Задание: Перепишите дословно фрагмент текста о белых ночах, который начинается словами «Купчино. Кондово» и заканчивается словами «наименования.».

Мы начали эту заметку о
мистике белых ночей. Специфической ее формы, именно на «Васькином». Это влияние белых ночей, как мне кажется,
сказалось и на авторе этих строк, который родился в начале 1935 в доме 30 на 13
линии. Как и все дети с 3-4-х, наверно, лет гулял допоздна с бабушкой или няней
по набережной, наверстывая недополученный зимой свет и воздух. Тогда же, увидев
на Неве лодку с гребцами, поверил, что существуют на самом деле маленькие
человечки. Лихорадочно рассматривал Ленинградское небо, картинку на блеклой Луне
и явственно обнаруживал на ней «лик», искал на небе медведя. Очень
расстраивался, когда ничего не видел. Когда переехали на Урал в 40 году на
каменистом берегу Исети узнал настоящее Небо и поразился его красотой. Яркие
звезды, четкие созвездия, потрясающий Месяц. Решил стать астрономом. Однако,
вернувшись снова в Ленинград на свою 13-ю линию, мог наслаждаться куполом Исаакия,
шпилями Петропавловской, Адмиралтейства. Два шага и…. Простор Набережной…. От «Растральной Маяковой
Стрелки» – «Устье» с Дворцовым Мостом, «Академии» и «Сфинксовом» центром
тяжести. И так, вплоть до «Горного». (Именно
сюда, очень хороший Поэт желал прийти – умирать!). Под старость, казалось, лишился
этого счастья ежедневного десятиминутного неспешного шага, чтобы видеть эти
Шпили и Купола. Но произошло Чудо! Морок «Гения Петербурга» решил поиздеваться
и проверить преданного ему всей душой почитателя, наслав испытание переселением
из родного ВО в земли… приписанные
Петром убиенному Им сыну Алексею.
Купчино. Кондово
купеческое провинциальное звучанье, никак не умеряемое именами европейских
столиц вставленных в таблички его улиц. Однако, вполне, по нашим меркам,
приличный район. Благоустройство, может, даже лучше иных, носящих более благозвучные
наименования.

(Записи о положении элементов)

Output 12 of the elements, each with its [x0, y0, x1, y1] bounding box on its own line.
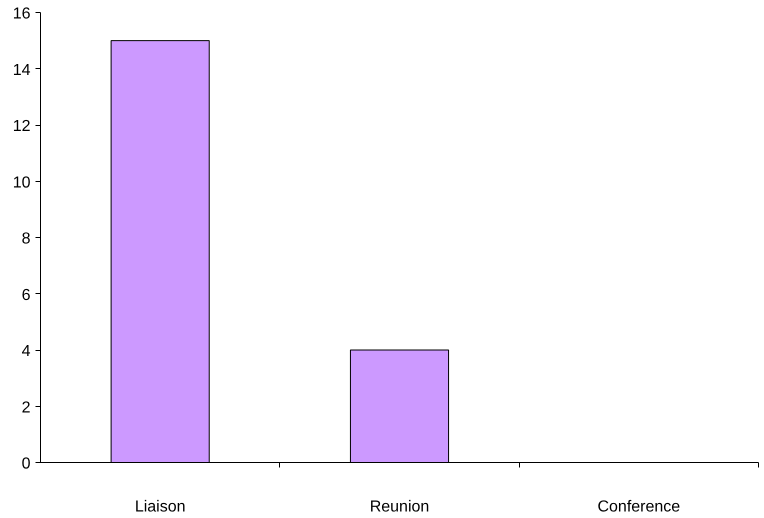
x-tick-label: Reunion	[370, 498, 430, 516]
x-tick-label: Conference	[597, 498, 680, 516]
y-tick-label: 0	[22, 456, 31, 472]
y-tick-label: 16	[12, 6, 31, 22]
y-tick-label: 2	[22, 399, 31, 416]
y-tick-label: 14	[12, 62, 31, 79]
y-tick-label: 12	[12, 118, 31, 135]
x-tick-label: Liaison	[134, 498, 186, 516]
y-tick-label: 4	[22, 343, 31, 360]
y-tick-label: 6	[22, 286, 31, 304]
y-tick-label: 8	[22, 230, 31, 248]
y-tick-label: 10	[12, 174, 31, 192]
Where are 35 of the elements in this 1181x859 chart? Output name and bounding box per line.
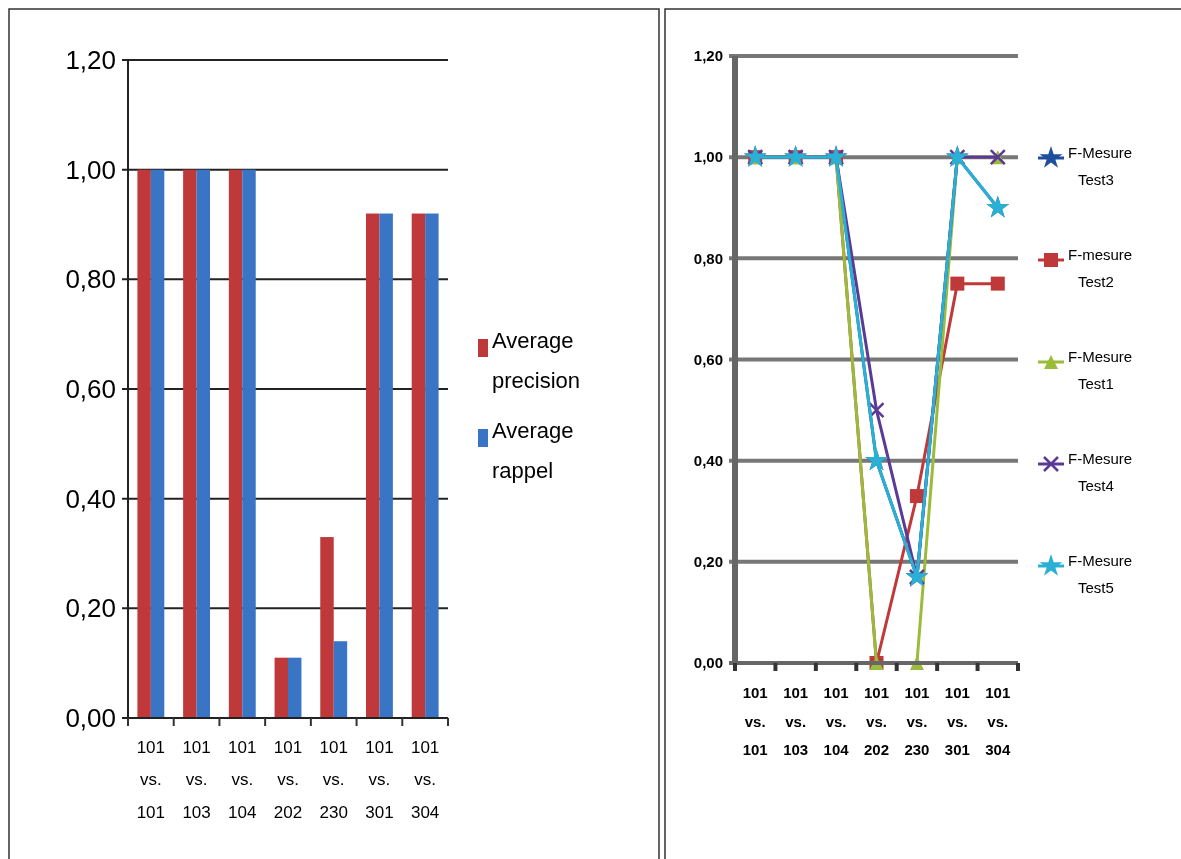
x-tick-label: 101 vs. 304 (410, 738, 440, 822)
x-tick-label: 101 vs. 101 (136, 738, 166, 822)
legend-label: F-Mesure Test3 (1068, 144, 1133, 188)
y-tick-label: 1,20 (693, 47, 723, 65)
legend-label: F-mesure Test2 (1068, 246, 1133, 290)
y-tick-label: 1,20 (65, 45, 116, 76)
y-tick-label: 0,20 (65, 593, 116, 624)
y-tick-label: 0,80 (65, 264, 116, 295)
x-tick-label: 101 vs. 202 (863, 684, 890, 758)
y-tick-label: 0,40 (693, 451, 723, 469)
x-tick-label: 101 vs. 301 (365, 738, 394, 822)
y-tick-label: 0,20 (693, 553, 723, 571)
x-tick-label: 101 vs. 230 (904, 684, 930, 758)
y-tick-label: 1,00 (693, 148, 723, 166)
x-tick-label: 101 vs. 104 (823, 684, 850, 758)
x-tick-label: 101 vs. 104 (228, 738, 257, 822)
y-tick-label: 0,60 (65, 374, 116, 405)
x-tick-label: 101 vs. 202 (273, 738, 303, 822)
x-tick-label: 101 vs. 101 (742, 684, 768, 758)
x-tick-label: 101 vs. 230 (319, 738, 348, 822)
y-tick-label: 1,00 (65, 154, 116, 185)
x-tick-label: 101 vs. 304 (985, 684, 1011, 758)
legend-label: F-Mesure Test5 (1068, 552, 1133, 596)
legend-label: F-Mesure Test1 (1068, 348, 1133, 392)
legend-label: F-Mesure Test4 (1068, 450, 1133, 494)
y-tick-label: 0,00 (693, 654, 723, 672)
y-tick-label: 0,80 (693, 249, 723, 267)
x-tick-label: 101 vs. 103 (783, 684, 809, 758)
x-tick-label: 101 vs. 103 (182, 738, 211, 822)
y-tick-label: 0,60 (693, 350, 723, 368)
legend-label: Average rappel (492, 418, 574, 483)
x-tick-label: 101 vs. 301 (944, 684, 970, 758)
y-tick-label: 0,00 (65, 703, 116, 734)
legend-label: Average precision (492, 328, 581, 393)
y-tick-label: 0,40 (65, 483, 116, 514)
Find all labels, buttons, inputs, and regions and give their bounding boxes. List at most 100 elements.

--

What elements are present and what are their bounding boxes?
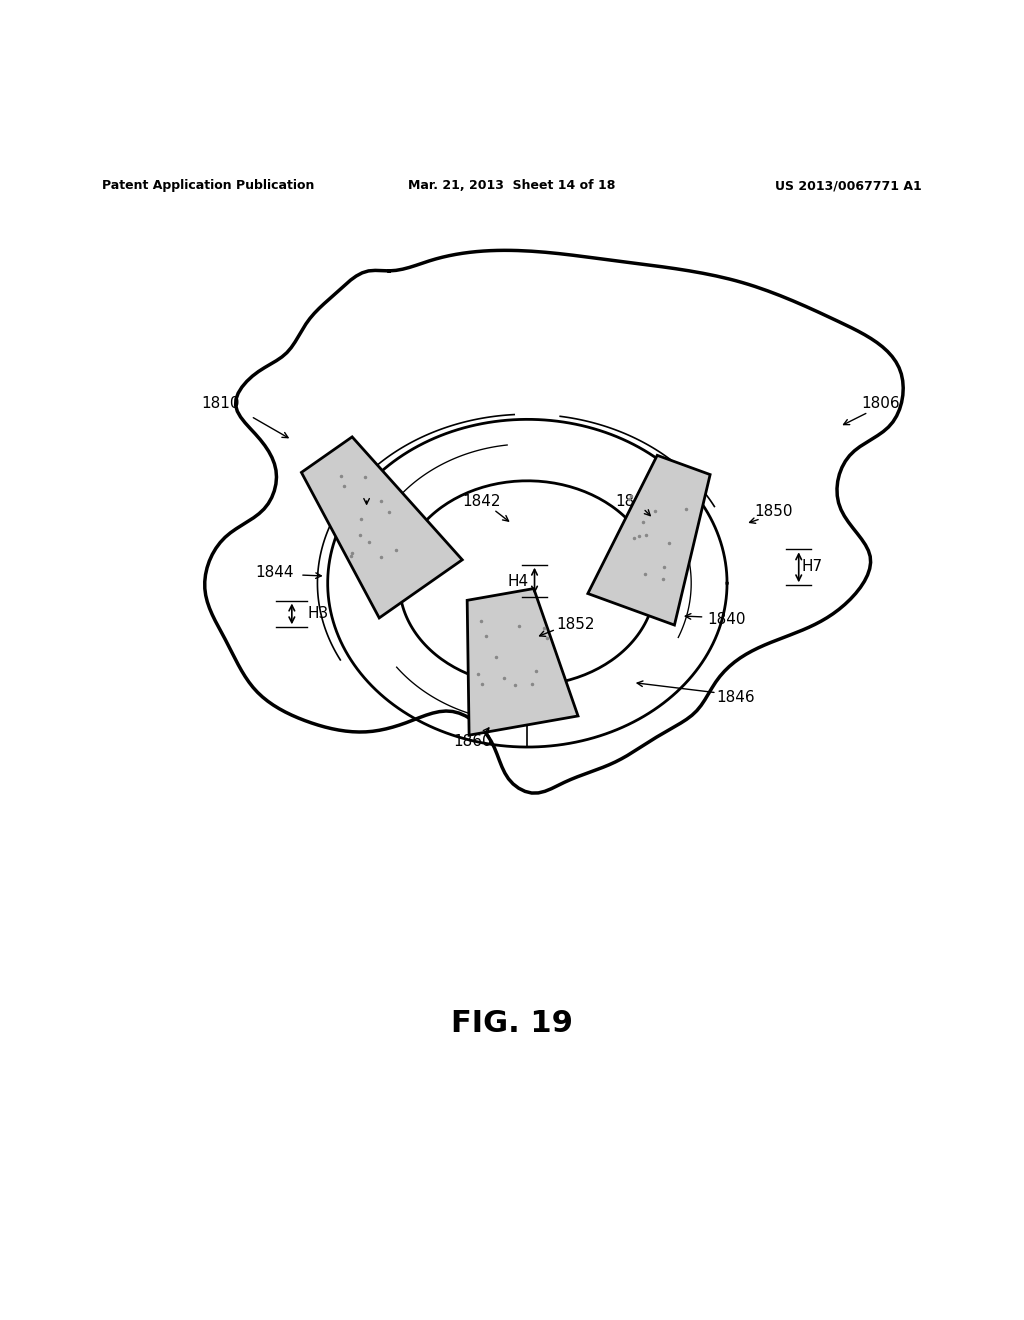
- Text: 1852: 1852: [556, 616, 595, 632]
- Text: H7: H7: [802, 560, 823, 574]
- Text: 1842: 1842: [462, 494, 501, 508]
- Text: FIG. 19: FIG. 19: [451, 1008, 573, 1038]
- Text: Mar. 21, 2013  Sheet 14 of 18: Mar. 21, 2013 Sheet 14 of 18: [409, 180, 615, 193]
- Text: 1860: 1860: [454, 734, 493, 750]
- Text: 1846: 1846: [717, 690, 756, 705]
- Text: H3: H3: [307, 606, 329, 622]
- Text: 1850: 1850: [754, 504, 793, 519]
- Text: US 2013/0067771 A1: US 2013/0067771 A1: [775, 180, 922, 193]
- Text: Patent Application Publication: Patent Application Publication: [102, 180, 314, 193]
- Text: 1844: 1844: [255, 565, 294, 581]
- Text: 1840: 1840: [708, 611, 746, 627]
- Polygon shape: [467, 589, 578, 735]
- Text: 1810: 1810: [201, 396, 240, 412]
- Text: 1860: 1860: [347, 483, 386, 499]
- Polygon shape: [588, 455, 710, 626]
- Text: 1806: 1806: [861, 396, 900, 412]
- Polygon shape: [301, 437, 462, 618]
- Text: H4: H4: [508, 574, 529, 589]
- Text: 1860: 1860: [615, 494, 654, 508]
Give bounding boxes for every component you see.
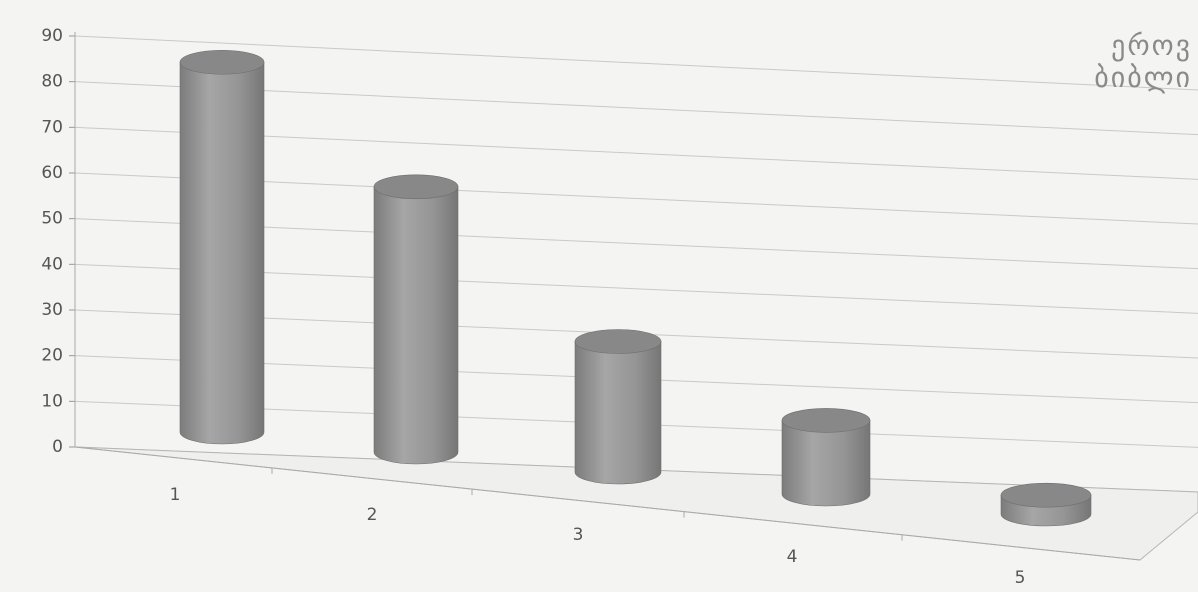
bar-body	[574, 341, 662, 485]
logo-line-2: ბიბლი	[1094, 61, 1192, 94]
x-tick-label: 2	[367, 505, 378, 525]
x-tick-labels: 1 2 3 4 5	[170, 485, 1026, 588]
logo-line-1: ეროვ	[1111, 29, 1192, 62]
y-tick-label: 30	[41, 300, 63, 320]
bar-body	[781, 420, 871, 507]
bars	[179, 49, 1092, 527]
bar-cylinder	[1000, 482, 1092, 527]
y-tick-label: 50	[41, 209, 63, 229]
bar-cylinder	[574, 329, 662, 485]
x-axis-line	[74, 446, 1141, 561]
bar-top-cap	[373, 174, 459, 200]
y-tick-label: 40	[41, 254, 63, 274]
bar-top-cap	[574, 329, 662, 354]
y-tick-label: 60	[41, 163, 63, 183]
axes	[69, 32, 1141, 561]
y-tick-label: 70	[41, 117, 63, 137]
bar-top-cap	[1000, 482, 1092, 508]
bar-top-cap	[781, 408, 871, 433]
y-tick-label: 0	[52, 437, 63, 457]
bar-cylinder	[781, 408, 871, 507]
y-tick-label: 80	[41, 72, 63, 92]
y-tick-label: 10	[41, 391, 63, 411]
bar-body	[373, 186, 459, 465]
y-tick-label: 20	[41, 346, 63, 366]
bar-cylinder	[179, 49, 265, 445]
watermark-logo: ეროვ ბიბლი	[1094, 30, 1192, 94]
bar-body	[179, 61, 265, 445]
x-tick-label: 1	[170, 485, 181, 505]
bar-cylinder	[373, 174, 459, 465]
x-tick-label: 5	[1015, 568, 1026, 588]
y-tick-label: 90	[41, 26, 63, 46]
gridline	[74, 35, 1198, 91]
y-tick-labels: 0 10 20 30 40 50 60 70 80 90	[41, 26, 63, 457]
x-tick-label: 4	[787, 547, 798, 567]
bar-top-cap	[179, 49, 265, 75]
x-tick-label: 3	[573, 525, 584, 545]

---

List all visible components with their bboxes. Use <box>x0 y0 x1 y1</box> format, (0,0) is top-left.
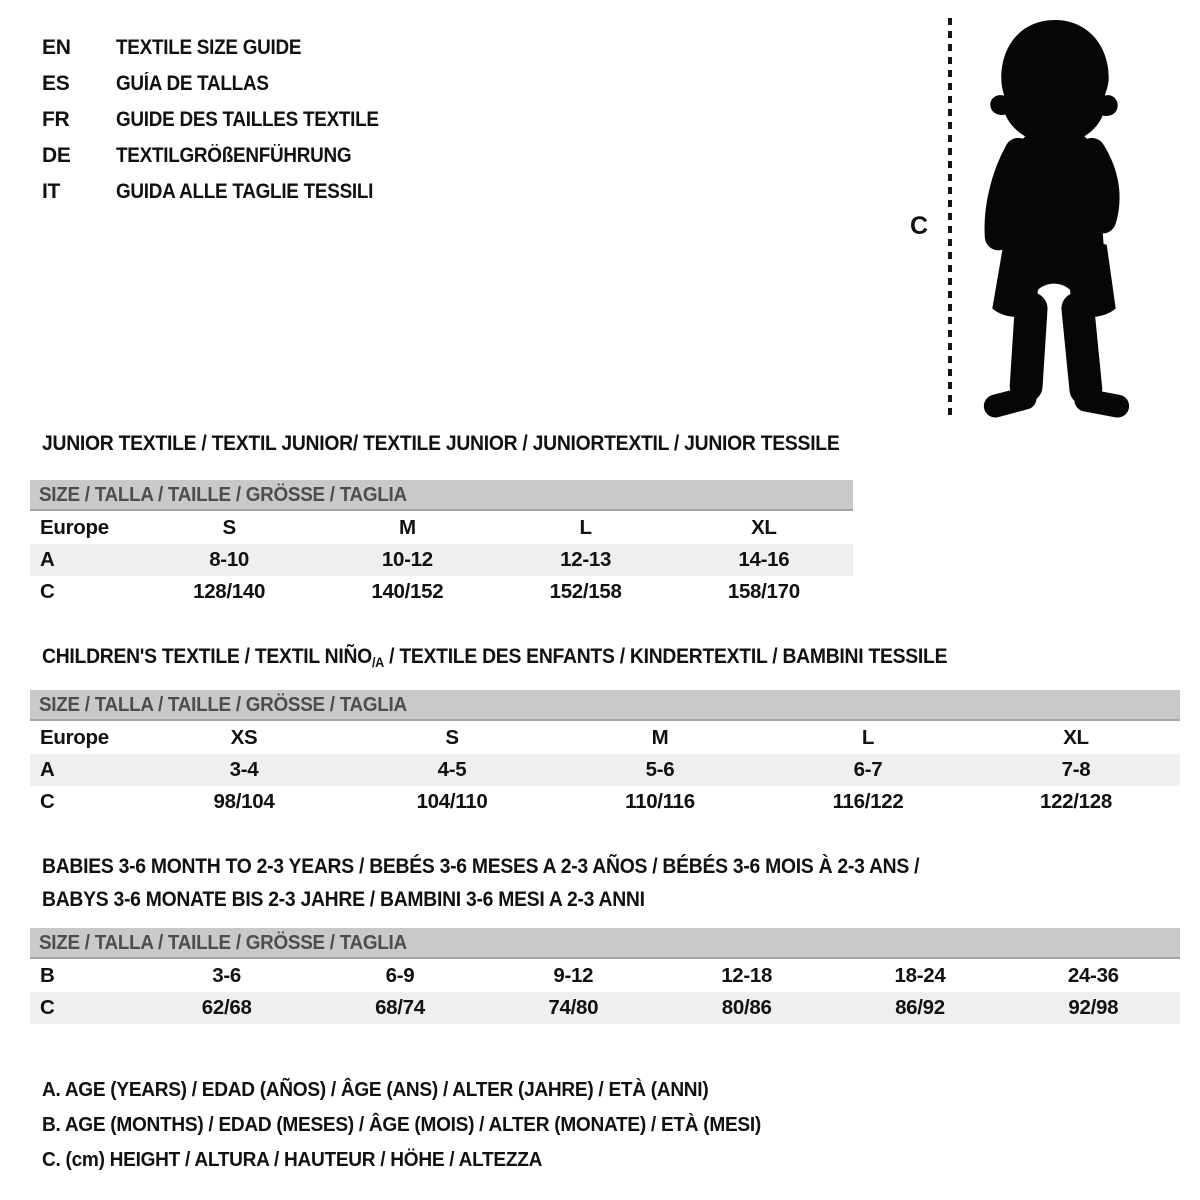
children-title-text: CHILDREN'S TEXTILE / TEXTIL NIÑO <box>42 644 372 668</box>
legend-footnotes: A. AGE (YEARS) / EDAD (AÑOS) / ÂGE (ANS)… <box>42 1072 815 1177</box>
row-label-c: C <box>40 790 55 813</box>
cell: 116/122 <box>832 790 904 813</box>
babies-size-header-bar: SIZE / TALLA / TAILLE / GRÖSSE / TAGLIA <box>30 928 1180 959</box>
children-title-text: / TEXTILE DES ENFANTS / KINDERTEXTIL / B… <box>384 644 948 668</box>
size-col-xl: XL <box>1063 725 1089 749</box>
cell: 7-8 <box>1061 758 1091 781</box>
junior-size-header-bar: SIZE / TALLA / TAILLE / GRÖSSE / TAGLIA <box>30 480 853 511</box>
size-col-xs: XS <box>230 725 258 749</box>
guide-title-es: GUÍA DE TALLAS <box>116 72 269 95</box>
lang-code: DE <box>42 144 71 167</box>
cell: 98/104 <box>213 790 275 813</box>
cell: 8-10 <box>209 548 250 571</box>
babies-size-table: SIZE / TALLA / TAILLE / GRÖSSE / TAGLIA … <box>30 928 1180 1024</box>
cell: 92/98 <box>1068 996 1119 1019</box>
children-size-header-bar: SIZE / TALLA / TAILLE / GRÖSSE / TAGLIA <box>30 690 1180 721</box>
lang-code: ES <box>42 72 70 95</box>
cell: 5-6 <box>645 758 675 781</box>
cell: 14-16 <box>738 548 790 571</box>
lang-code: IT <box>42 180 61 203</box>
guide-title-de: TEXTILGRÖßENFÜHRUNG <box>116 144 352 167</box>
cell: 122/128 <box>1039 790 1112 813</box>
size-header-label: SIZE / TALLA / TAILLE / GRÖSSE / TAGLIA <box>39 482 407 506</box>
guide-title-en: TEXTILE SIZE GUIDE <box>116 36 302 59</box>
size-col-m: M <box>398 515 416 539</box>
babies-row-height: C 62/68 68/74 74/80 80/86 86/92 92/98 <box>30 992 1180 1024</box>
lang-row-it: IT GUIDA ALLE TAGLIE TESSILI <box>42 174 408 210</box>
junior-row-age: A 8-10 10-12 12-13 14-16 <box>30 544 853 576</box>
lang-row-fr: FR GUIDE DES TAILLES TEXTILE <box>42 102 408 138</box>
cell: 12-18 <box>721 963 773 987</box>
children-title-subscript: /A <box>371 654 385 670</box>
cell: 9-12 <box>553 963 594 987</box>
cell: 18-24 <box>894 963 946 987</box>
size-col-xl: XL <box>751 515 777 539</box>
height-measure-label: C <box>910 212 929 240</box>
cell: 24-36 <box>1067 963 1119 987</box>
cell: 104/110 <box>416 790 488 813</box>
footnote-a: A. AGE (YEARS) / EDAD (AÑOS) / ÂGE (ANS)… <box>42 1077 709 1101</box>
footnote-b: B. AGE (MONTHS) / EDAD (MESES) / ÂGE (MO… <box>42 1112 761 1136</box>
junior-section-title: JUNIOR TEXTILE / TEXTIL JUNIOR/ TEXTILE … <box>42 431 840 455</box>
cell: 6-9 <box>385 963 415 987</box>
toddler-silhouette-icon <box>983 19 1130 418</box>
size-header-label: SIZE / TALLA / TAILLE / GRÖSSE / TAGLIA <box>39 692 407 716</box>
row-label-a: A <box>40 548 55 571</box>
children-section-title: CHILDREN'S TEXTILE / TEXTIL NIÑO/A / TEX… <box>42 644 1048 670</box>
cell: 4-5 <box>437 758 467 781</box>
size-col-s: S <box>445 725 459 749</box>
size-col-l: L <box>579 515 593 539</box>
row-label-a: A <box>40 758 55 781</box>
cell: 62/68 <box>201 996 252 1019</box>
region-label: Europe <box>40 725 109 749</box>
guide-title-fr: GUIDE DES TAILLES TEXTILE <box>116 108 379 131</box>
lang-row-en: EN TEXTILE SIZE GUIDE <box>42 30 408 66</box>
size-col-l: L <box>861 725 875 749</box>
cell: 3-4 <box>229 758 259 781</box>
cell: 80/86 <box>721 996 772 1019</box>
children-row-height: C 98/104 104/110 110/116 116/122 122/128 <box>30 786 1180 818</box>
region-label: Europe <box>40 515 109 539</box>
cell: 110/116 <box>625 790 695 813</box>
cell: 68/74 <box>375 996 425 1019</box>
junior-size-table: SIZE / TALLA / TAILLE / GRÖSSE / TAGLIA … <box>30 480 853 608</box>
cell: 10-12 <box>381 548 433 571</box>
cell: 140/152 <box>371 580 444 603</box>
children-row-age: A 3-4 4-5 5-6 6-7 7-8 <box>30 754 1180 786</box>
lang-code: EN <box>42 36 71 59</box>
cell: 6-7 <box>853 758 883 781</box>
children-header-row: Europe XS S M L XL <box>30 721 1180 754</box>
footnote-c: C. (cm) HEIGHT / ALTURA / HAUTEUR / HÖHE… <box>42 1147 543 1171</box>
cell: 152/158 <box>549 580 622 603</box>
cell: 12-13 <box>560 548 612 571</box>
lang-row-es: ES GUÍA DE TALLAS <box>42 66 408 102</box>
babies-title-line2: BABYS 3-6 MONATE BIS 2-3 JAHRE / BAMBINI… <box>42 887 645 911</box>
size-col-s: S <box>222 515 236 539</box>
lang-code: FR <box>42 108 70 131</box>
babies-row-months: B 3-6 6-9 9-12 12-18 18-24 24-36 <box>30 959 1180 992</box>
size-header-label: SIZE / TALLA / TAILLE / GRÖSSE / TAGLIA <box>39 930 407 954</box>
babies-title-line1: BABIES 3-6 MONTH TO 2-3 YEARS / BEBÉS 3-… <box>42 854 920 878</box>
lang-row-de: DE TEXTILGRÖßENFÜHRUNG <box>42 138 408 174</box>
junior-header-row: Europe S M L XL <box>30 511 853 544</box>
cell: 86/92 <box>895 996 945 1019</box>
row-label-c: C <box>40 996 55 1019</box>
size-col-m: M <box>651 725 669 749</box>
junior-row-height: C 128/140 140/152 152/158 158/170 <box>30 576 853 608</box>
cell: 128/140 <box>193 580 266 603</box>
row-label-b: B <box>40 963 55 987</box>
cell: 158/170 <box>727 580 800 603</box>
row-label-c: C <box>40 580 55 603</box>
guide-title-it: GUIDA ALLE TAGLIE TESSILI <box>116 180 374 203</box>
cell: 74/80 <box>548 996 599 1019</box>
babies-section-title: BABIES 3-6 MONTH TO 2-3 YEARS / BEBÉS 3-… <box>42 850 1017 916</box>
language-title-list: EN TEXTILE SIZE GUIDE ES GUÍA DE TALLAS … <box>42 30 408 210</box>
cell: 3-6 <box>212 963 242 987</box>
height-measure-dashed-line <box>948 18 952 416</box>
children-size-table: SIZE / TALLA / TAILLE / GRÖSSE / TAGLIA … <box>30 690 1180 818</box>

Ответ ниже:
Купчино. Кондово
купеческое провинциальное звучанье, никак не умеряемое именами европейских
столиц вставленных в таблички его улиц. Однако, вполне, по нашим меркам,
приличный район. Благоустройство, может, даже лучше иных, носящих более благозвучные
наименования.